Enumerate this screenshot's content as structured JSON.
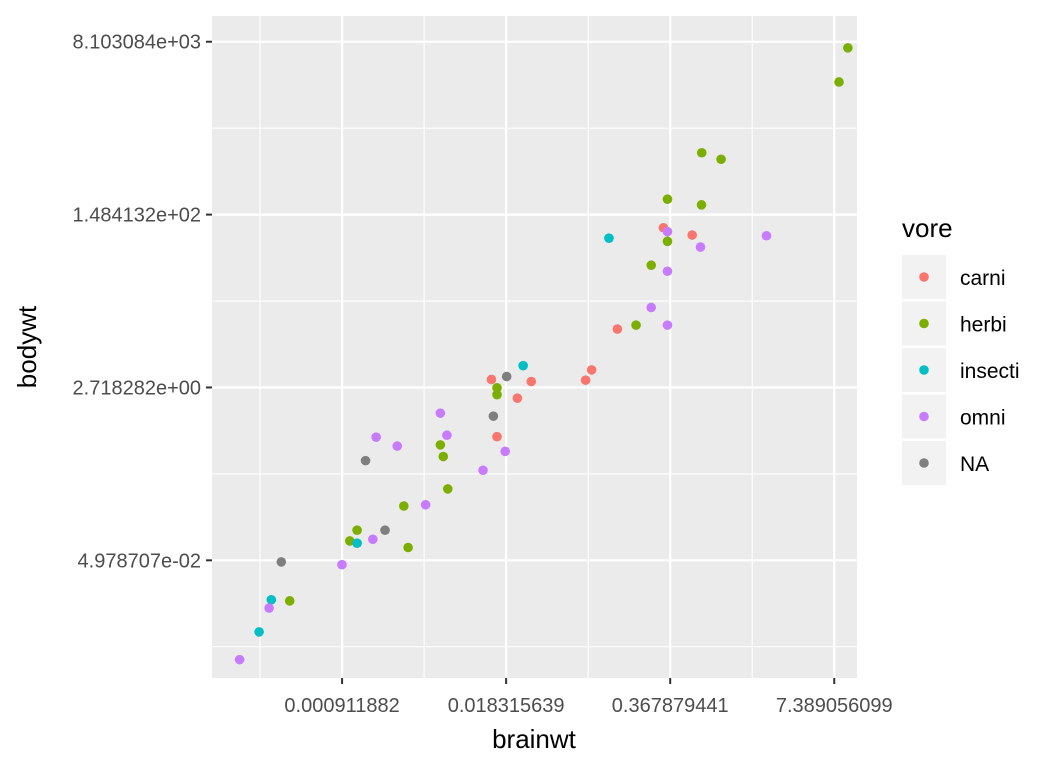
{
  "chart_data": {
    "type": "scatter",
    "title": "",
    "xlabel": "brainwt",
    "ylabel": "bodywt",
    "x_scale": "log",
    "y_scale": "log",
    "x_ticks": [
      {
        "label": "0.000911882",
        "value": 0.000911882
      },
      {
        "label": "0.018315639",
        "value": 0.018315639
      },
      {
        "label": "0.367879441",
        "value": 0.367879441
      },
      {
        "label": "7.389056099",
        "value": 7.389056099
      }
    ],
    "y_ticks": [
      {
        "label": "4.978707e-02",
        "value": 0.04978707
      },
      {
        "label": "2.718282e+00",
        "value": 2.718282
      },
      {
        "label": "1.484132e+02",
        "value": 148.4132
      },
      {
        "label": "8.103084e+03",
        "value": 8103.084
      }
    ],
    "xlim": [
      8.45e-05,
      11.2
    ],
    "ylim": [
      0.00327,
      14700
    ],
    "grid": true,
    "legend": {
      "title": "vore",
      "position": "right",
      "items": [
        {
          "label": "carni",
          "color": "#F8766D"
        },
        {
          "label": "herbi",
          "color": "#7CAE00"
        },
        {
          "label": "insecti",
          "color": "#00BFC4"
        },
        {
          "label": "omni",
          "color": "#C77CFF"
        },
        {
          "label": "NA",
          "color": "#7F7F7F"
        }
      ]
    },
    "series": [
      {
        "name": "carni",
        "color": "#F8766D",
        "points": [
          {
            "x": 0.325,
            "y": 109.5
          },
          {
            "x": 0.55,
            "y": 92.5
          },
          {
            "x": 0.14,
            "y": 10.5
          },
          {
            "x": 0.014,
            "y": 3.27
          },
          {
            "x": 0.029,
            "y": 3.12
          },
          {
            "x": 0.0784,
            "y": 3.22
          },
          {
            "x": 0.0875,
            "y": 4.08
          },
          {
            "x": 0.0225,
            "y": 2.12
          },
          {
            "x": 0.0155,
            "y": 0.87
          }
        ]
      },
      {
        "name": "herbi",
        "color": "#7CAE00",
        "points": [
          {
            "x": 9.48,
            "y": 7029
          },
          {
            "x": 8.06,
            "y": 3195
          },
          {
            "x": 0.655,
            "y": 621
          },
          {
            "x": 0.933,
            "y": 534
          },
          {
            "x": 0.652,
            "y": 186
          },
          {
            "x": 0.35,
            "y": 212
          },
          {
            "x": 0.35,
            "y": 80
          },
          {
            "x": 0.26,
            "y": 46
          },
          {
            "x": 0.197,
            "y": 11.5
          },
          {
            "x": 0.0155,
            "y": 2.7
          },
          {
            "x": 0.0155,
            "y": 2.3
          },
          {
            "x": 0.0055,
            "y": 0.72
          },
          {
            "x": 0.0058,
            "y": 0.55
          },
          {
            "x": 0.0063,
            "y": 0.26
          },
          {
            "x": 0.00282,
            "y": 0.175
          },
          {
            "x": 0.0012,
            "y": 0.1
          },
          {
            "x": 0.00105,
            "y": 0.078
          },
          {
            "x": 0.00305,
            "y": 0.067
          },
          {
            "x": 0.00035,
            "y": 0.0195
          }
        ]
      },
      {
        "name": "insecti",
        "color": "#00BFC4",
        "points": [
          {
            "x": 0.12,
            "y": 86
          },
          {
            "x": 0.025,
            "y": 4.5
          },
          {
            "x": 0.0012,
            "y": 0.074
          },
          {
            "x": 0.00025,
            "y": 0.02
          },
          {
            "x": 0.0002,
            "y": 0.0095
          }
        ]
      },
      {
        "name": "omni",
        "color": "#C77CFF",
        "points": [
          {
            "x": 0.35,
            "y": 100
          },
          {
            "x": 2.14,
            "y": 91
          },
          {
            "x": 0.64,
            "y": 70
          },
          {
            "x": 0.35,
            "y": 40
          },
          {
            "x": 0.26,
            "y": 17.3
          },
          {
            "x": 0.35,
            "y": 11.5
          },
          {
            "x": 0.0055,
            "y": 1.5
          },
          {
            "x": 0.0062,
            "y": 0.9
          },
          {
            "x": 0.0017,
            "y": 0.86
          },
          {
            "x": 0.0025,
            "y": 0.7
          },
          {
            "x": 0.018,
            "y": 0.62
          },
          {
            "x": 0.012,
            "y": 0.4
          },
          {
            "x": 0.0042,
            "y": 0.18
          },
          {
            "x": 0.0016,
            "y": 0.081
          },
          {
            "x": 0.00091,
            "y": 0.045
          },
          {
            "x": 0.00024,
            "y": 0.0165
          },
          {
            "x": 0.00014,
            "y": 0.005
          }
        ]
      },
      {
        "name": "NA",
        "color": "#7F7F7F",
        "points": [
          {
            "x": 0.0185,
            "y": 3.5
          },
          {
            "x": 0.0145,
            "y": 1.4
          },
          {
            "x": 0.0014,
            "y": 0.5
          },
          {
            "x": 0.002,
            "y": 0.1
          },
          {
            "x": 0.0003,
            "y": 0.048
          }
        ]
      }
    ]
  }
}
---
Task instructions — Make a word-for-word copy of the entries, without any pictures.

Task solution —
Enumerate this screenshot's content as structured JSON.
{
  "chart_data": {
    "type": "scatter",
    "title": "",
    "xlabel": "brainwt",
    "ylabel": "bodywt",
    "x_scale": "log",
    "y_scale": "log",
    "x_ticks": [
      {
        "label": "0.000911882",
        "value": 0.000911882
      },
      {
        "label": "0.018315639",
        "value": 0.018315639
      },
      {
        "label": "0.367879441",
        "value": 0.367879441
      },
      {
        "label": "7.389056099",
        "value": 7.389056099
      }
    ],
    "y_ticks": [
      {
        "label": "4.978707e-02",
        "value": 0.04978707
      },
      {
        "label": "2.718282e+00",
        "value": 2.718282
      },
      {
        "label": "1.484132e+02",
        "value": 148.4132
      },
      {
        "label": "8.103084e+03",
        "value": 8103.084
      }
    ],
    "xlim": [
      8.45e-05,
      11.2
    ],
    "ylim": [
      0.00327,
      14700
    ],
    "grid": true,
    "legend": {
      "title": "vore",
      "position": "right",
      "items": [
        {
          "label": "carni",
          "color": "#F8766D"
        },
        {
          "label": "herbi",
          "color": "#7CAE00"
        },
        {
          "label": "insecti",
          "color": "#00BFC4"
        },
        {
          "label": "omni",
          "color": "#C77CFF"
        },
        {
          "label": "NA",
          "color": "#7F7F7F"
        }
      ]
    },
    "series": [
      {
        "name": "carni",
        "color": "#F8766D",
        "points": [
          {
            "x": 0.325,
            "y": 109.5
          },
          {
            "x": 0.55,
            "y": 92.5
          },
          {
            "x": 0.14,
            "y": 10.5
          },
          {
            "x": 0.014,
            "y": 3.27
          },
          {
            "x": 0.029,
            "y": 3.12
          },
          {
            "x": 0.0784,
            "y": 3.22
          },
          {
            "x": 0.0875,
            "y": 4.08
          },
          {
            "x": 0.0225,
            "y": 2.12
          },
          {
            "x": 0.0155,
            "y": 0.87
          }
        ]
      },
      {
        "name": "herbi",
        "color": "#7CAE00",
        "points": [
          {
            "x": 9.48,
            "y": 7029
          },
          {
            "x": 8.06,
            "y": 3195
          },
          {
            "x": 0.655,
            "y": 621
          },
          {
            "x": 0.933,
            "y": 534
          },
          {
            "x": 0.652,
            "y": 186
          },
          {
            "x": 0.35,
            "y": 212
          },
          {
            "x": 0.35,
            "y": 80
          },
          {
            "x": 0.26,
            "y": 46
          },
          {
            "x": 0.197,
            "y": 11.5
          },
          {
            "x": 0.0155,
            "y": 2.7
          },
          {
            "x": 0.0155,
            "y": 2.3
          },
          {
            "x": 0.0055,
            "y": 0.72
          },
          {
            "x": 0.0058,
            "y": 0.55
          },
          {
            "x": 0.0063,
            "y": 0.26
          },
          {
            "x": 0.00282,
            "y": 0.175
          },
          {
            "x": 0.0012,
            "y": 0.1
          },
          {
            "x": 0.00105,
            "y": 0.078
          },
          {
            "x": 0.00305,
            "y": 0.067
          },
          {
            "x": 0.00035,
            "y": 0.0195
          }
        ]
      },
      {
        "name": "insecti",
        "color": "#00BFC4",
        "points": [
          {
            "x": 0.12,
            "y": 86
          },
          {
            "x": 0.025,
            "y": 4.5
          },
          {
            "x": 0.0012,
            "y": 0.074
          },
          {
            "x": 0.00025,
            "y": 0.02
          },
          {
            "x": 0.0002,
            "y": 0.0095
          }
        ]
      },
      {
        "name": "omni",
        "color": "#C77CFF",
        "points": [
          {
            "x": 0.35,
            "y": 100
          },
          {
            "x": 2.14,
            "y": 91
          },
          {
            "x": 0.64,
            "y": 70
          },
          {
            "x": 0.35,
            "y": 40
          },
          {
            "x": 0.26,
            "y": 17.3
          },
          {
            "x": 0.35,
            "y": 11.5
          },
          {
            "x": 0.0055,
            "y": 1.5
          },
          {
            "x": 0.0062,
            "y": 0.9
          },
          {
            "x": 0.0017,
            "y": 0.86
          },
          {
            "x": 0.0025,
            "y": 0.7
          },
          {
            "x": 0.018,
            "y": 0.62
          },
          {
            "x": 0.012,
            "y": 0.4
          },
          {
            "x": 0.0042,
            "y": 0.18
          },
          {
            "x": 0.0016,
            "y": 0.081
          },
          {
            "x": 0.00091,
            "y": 0.045
          },
          {
            "x": 0.00024,
            "y": 0.0165
          },
          {
            "x": 0.00014,
            "y": 0.005
          }
        ]
      },
      {
        "name": "NA",
        "color": "#7F7F7F",
        "points": [
          {
            "x": 0.0185,
            "y": 3.5
          },
          {
            "x": 0.0145,
            "y": 1.4
          },
          {
            "x": 0.0014,
            "y": 0.5
          },
          {
            "x": 0.002,
            "y": 0.1
          },
          {
            "x": 0.0003,
            "y": 0.048
          }
        ]
      }
    ]
  }
}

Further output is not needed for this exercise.